Go through the entries and transcribe each one exactly, dropping the pictures.
• • • • • • •
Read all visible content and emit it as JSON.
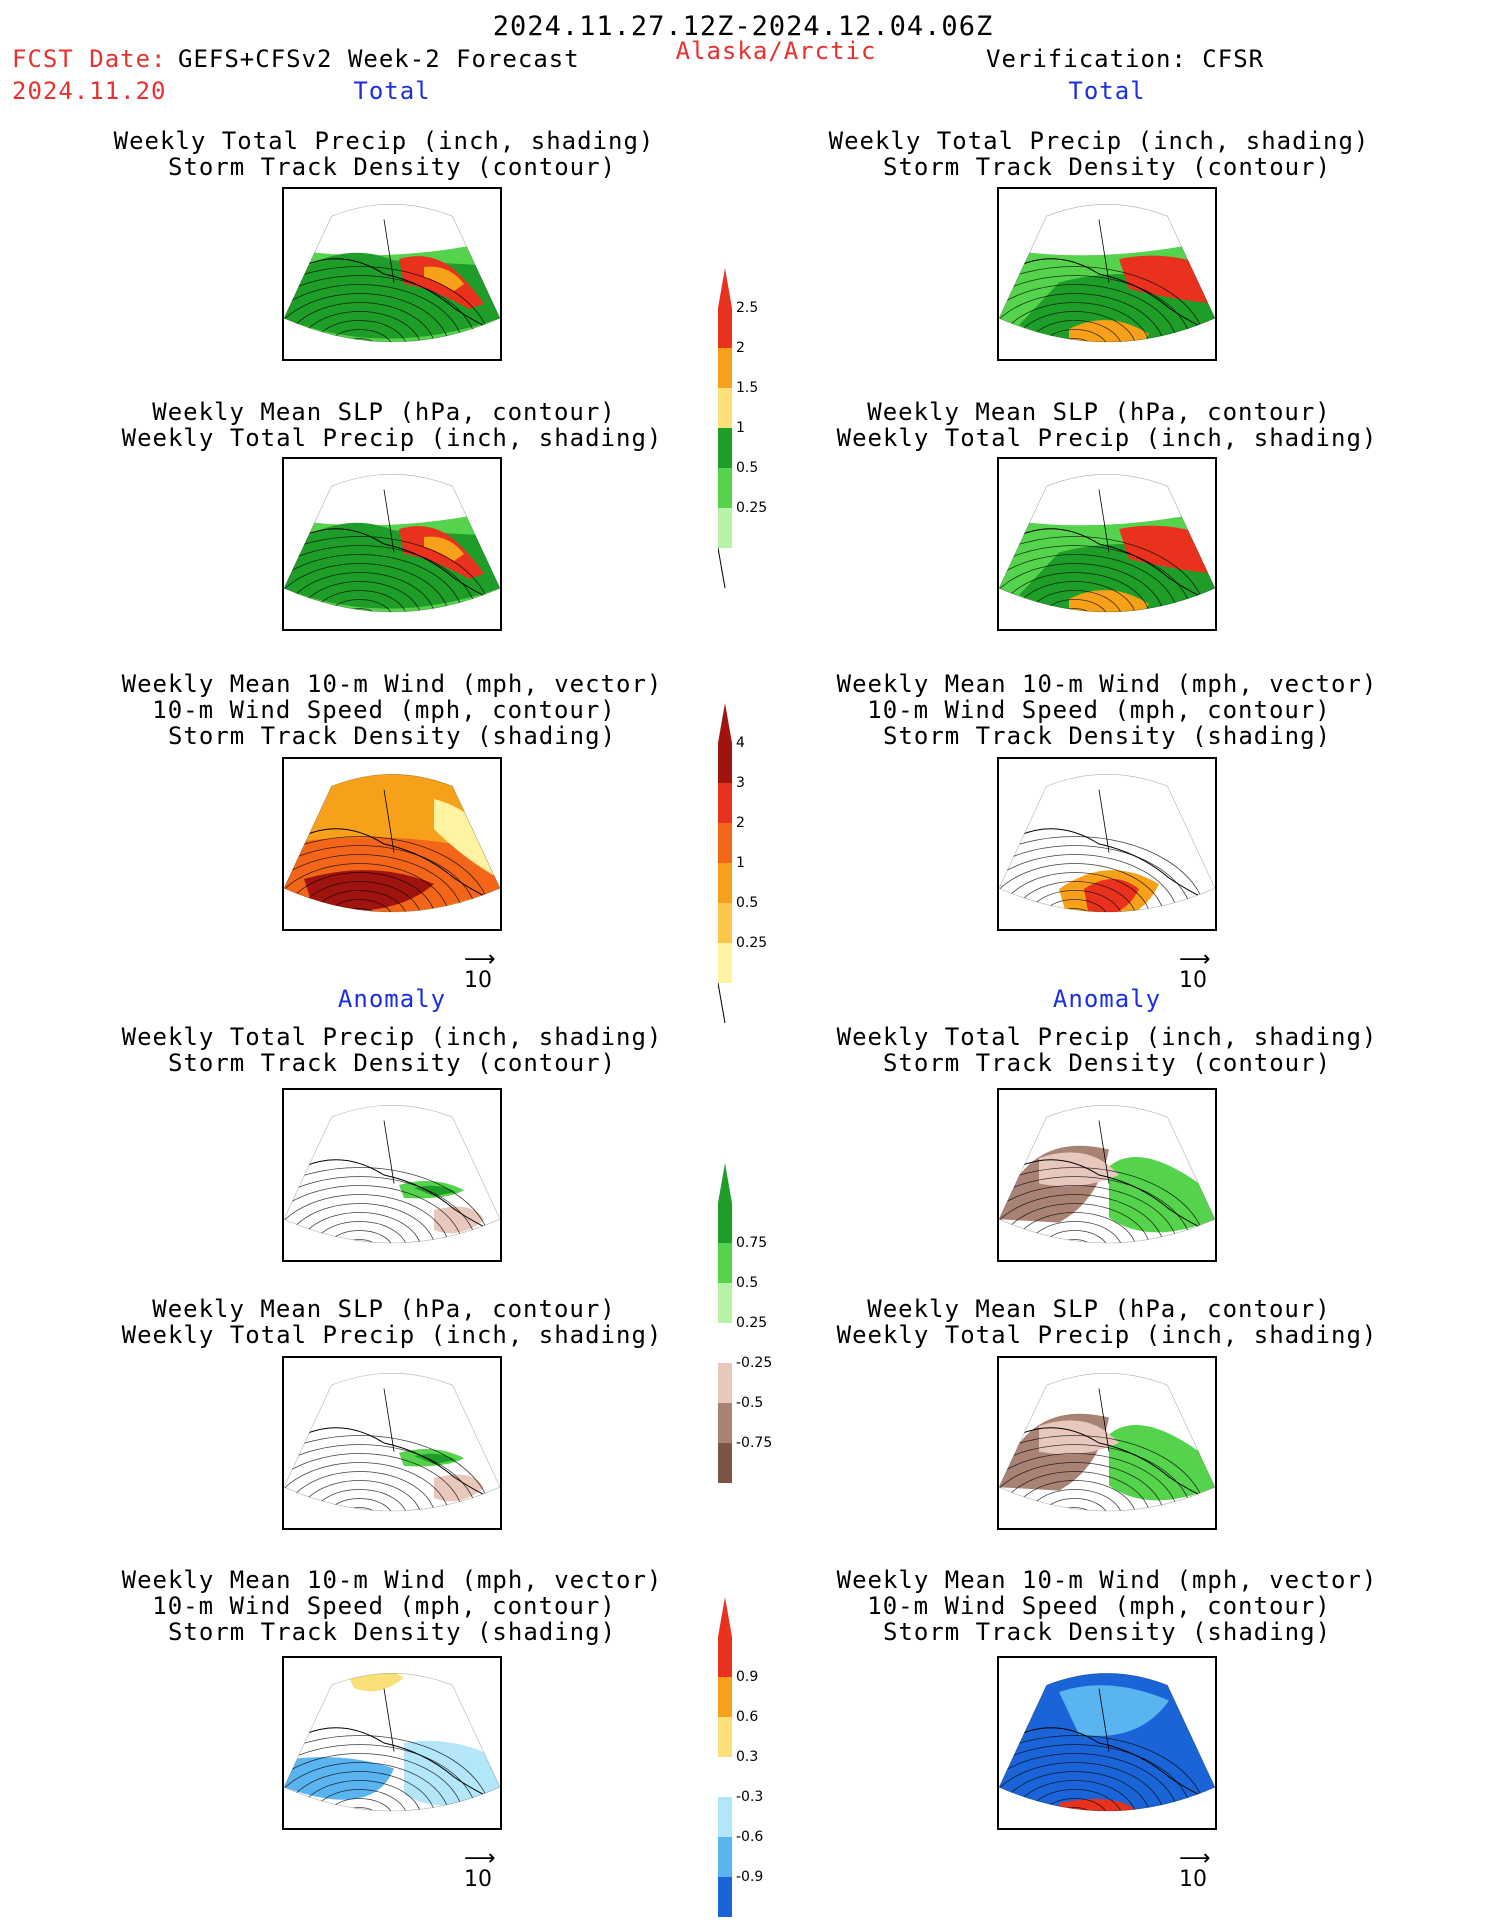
{
  "header": {
    "period": "2024.11.27.12Z-2024.12.04.06Z",
    "fcst_label": "FCST Date:",
    "fcst_model": "GEFS+CFSv2 Week-2 Forecast",
    "fcst_date": "2024.11.20",
    "region": "Alaska/Arctic",
    "verification": "Verification: CFSR"
  },
  "sections": {
    "total": "Total",
    "anomaly": "Anomaly"
  },
  "titles": {
    "precip_track": [
      "Weekly Total Precip (inch, shading)",
      "Storm Track Density (contour)"
    ],
    "slp_precip": [
      "Weekly Mean SLP (hPa, contour)",
      "Weekly Total Precip (inch, shading)"
    ],
    "wind_track": [
      "Weekly Mean 10-m Wind (mph, vector)",
      "10-m Wind Speed (mph, contour)",
      "Storm Track Density (shading)"
    ]
  },
  "vector_ref": "10",
  "colorbars": {
    "precip_total": {
      "labels": [
        "2.5",
        "2",
        "1.5",
        "1",
        "0.5",
        "0.25"
      ],
      "colors": [
        "#e8321e",
        "#f7a11a",
        "#fbe07a",
        "#1e9e28",
        "#56d34c",
        "#b6f3a8"
      ]
    },
    "track_total": {
      "labels": [
        "4",
        "3",
        "2",
        "1",
        "0.5",
        "0.25"
      ],
      "colors": [
        "#a01410",
        "#e8321e",
        "#f3661a",
        "#f7a11a",
        "#f9c54a",
        "#fdf3a0"
      ]
    },
    "precip_anom": {
      "labels": [
        "0.75",
        "0.5",
        "0.25",
        "-0.25",
        "-0.5",
        "-0.75"
      ],
      "colors": [
        "#1e9e28",
        "#56d34c",
        "#b6f3a8",
        "#e8c8bc",
        "#a98276",
        "#7a5446"
      ]
    },
    "track_anom": {
      "labels": [
        "0.9",
        "0.6",
        "0.3",
        "-0.3",
        "-0.6",
        "-0.9"
      ],
      "colors": [
        "#e8321e",
        "#f7a11a",
        "#fbe07a",
        "#b4e6fa",
        "#5ab4f0",
        "#1a64d8"
      ]
    }
  }
}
• • • • • • •
• [Written solution]:
Read all visible content and emit it as JSON.
{
  "header": {
    "period": "2024.11.27.12Z-2024.12.04.06Z",
    "fcst_label": "FCST Date:",
    "fcst_model": "GEFS+CFSv2 Week-2 Forecast",
    "fcst_date": "2024.11.20",
    "region": "Alaska/Arctic",
    "verification": "Verification: CFSR"
  },
  "sections": {
    "total": "Total",
    "anomaly": "Anomaly"
  },
  "titles": {
    "precip_track": [
      "Weekly Total Precip (inch, shading)",
      "Storm Track Density (contour)"
    ],
    "slp_precip": [
      "Weekly Mean SLP (hPa, contour)",
      "Weekly Total Precip (inch, shading)"
    ],
    "wind_track": [
      "Weekly Mean 10-m Wind (mph, vector)",
      "10-m Wind Speed (mph, contour)",
      "Storm Track Density (shading)"
    ]
  },
  "vector_ref": "10",
  "colorbars": {
    "precip_total": {
      "labels": [
        "2.5",
        "2",
        "1.5",
        "1",
        "0.5",
        "0.25"
      ],
      "colors": [
        "#e8321e",
        "#f7a11a",
        "#fbe07a",
        "#1e9e28",
        "#56d34c",
        "#b6f3a8"
      ]
    },
    "track_total": {
      "labels": [
        "4",
        "3",
        "2",
        "1",
        "0.5",
        "0.25"
      ],
      "colors": [
        "#a01410",
        "#e8321e",
        "#f3661a",
        "#f7a11a",
        "#f9c54a",
        "#fdf3a0"
      ]
    },
    "precip_anom": {
      "labels": [
        "0.75",
        "0.5",
        "0.25",
        "-0.25",
        "-0.5",
        "-0.75"
      ],
      "colors": [
        "#1e9e28",
        "#56d34c",
        "#b6f3a8",
        "#e8c8bc",
        "#a98276",
        "#7a5446"
      ]
    },
    "track_anom": {
      "labels": [
        "0.9",
        "0.6",
        "0.3",
        "-0.3",
        "-0.6",
        "-0.9"
      ],
      "colors": [
        "#e8321e",
        "#f7a11a",
        "#fbe07a",
        "#b4e6fa",
        "#5ab4f0",
        "#1a64d8"
      ]
    }
  }
}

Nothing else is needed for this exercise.